→ Records shown:
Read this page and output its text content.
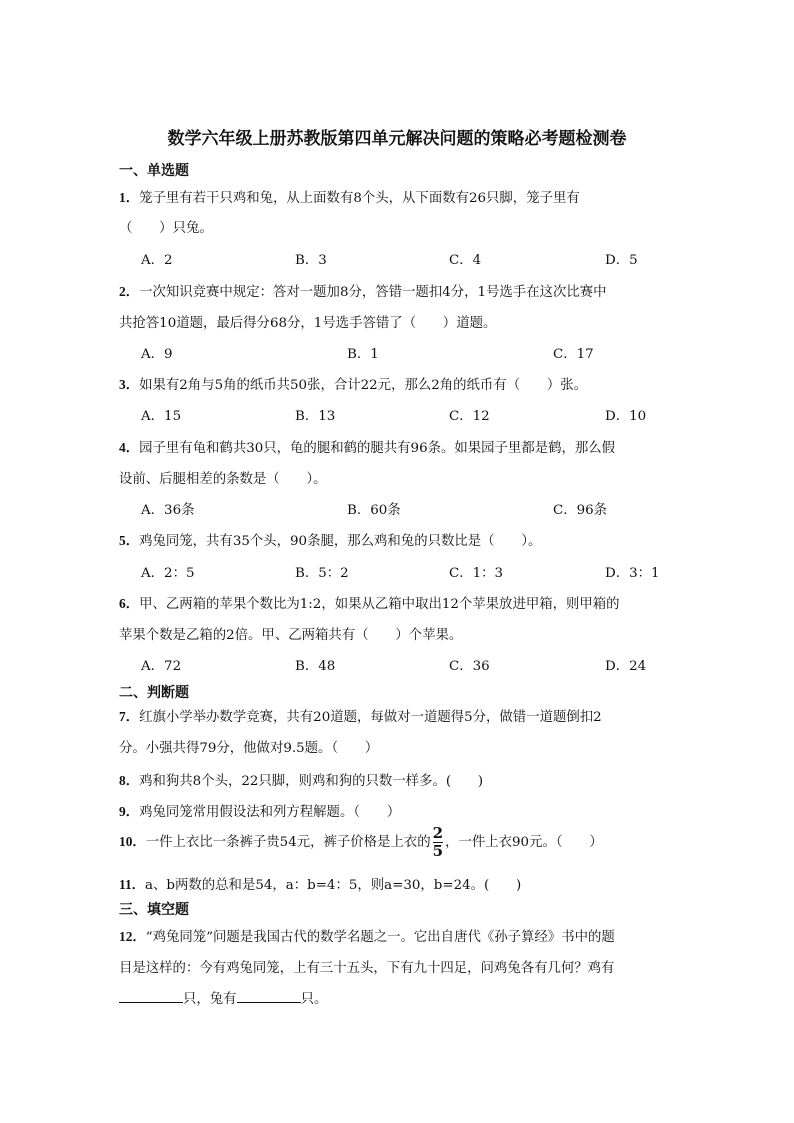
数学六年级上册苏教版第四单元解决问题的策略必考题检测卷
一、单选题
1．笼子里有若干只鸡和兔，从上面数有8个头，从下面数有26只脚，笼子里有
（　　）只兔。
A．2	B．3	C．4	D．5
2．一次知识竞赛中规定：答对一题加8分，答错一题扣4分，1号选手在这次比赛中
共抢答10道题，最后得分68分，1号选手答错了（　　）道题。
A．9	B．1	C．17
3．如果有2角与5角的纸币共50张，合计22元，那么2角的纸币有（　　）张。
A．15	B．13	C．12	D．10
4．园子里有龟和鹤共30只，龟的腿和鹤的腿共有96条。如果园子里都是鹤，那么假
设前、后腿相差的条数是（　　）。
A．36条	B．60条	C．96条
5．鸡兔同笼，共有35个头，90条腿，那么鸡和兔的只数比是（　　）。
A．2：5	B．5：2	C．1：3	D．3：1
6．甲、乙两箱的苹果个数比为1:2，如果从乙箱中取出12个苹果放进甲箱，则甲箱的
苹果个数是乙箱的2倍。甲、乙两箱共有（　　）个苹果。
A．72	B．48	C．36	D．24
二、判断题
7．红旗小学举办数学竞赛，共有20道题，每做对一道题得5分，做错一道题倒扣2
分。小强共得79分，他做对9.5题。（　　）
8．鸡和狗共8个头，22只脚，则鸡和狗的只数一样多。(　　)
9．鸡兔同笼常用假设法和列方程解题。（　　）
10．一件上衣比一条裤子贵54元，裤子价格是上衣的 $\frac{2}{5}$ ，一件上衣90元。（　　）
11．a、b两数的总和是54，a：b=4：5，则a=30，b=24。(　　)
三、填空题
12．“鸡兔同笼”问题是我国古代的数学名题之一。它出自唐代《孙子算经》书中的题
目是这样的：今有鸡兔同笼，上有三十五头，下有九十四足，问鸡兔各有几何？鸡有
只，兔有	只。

→ Job: Transcribe all the lines above exactly, apart from the pictures.

→ Finished task:
Read this page and output its text content.
数学六年级上册苏教版第四单元解决问题的策略必考题检测卷
一、单选题
1．笼子里有若干只鸡和兔，从上面数有8个头，从下面数有26只脚，笼子里有
（　　）只兔。
A．2	B．3	C．4	D．5
2．一次知识竞赛中规定：答对一题加8分，答错一题扣4分，1号选手在这次比赛中
共抢答10道题，最后得分68分，1号选手答错了（　　）道题。
A．9	B．1	C．17
3．如果有2角与5角的纸币共50张，合计22元，那么2角的纸币有（　　）张。
A．15	B．13	C．12	D．10
4．园子里有龟和鹤共30只，龟的腿和鹤的腿共有96条。如果园子里都是鹤，那么假
设前、后腿相差的条数是（　　）。
A．36条	B．60条	C．96条
5．鸡兔同笼，共有35个头，90条腿，那么鸡和兔的只数比是（　　）。
A．2：5	B．5：2	C．1：3	D．3：1
6．甲、乙两箱的苹果个数比为1:2，如果从乙箱中取出12个苹果放进甲箱，则甲箱的
苹果个数是乙箱的2倍。甲、乙两箱共有（　　）个苹果。
A．72	B．48	C．36	D．24
二、判断题
7．红旗小学举办数学竞赛，共有20道题，每做对一道题得5分，做错一道题倒扣2
分。小强共得79分，他做对9.5题。（　　）
8．鸡和狗共8个头，22只脚，则鸡和狗的只数一样多。(　　)
9．鸡兔同笼常用假设法和列方程解题。（　　）
10．一件上衣比一条裤子贵54元，裤子价格是上衣的 $\frac{2}{5}$ ，一件上衣90元。（　　）
11．a、b两数的总和是54，a：b=4：5，则a=30，b=24。(　　)
三、填空题
12．“鸡兔同笼”问题是我国古代的数学名题之一。它出自唐代《孙子算经》书中的题
目是这样的：今有鸡兔同笼，上有三十五头，下有九十四足，问鸡兔各有几何？鸡有
只，兔有	只。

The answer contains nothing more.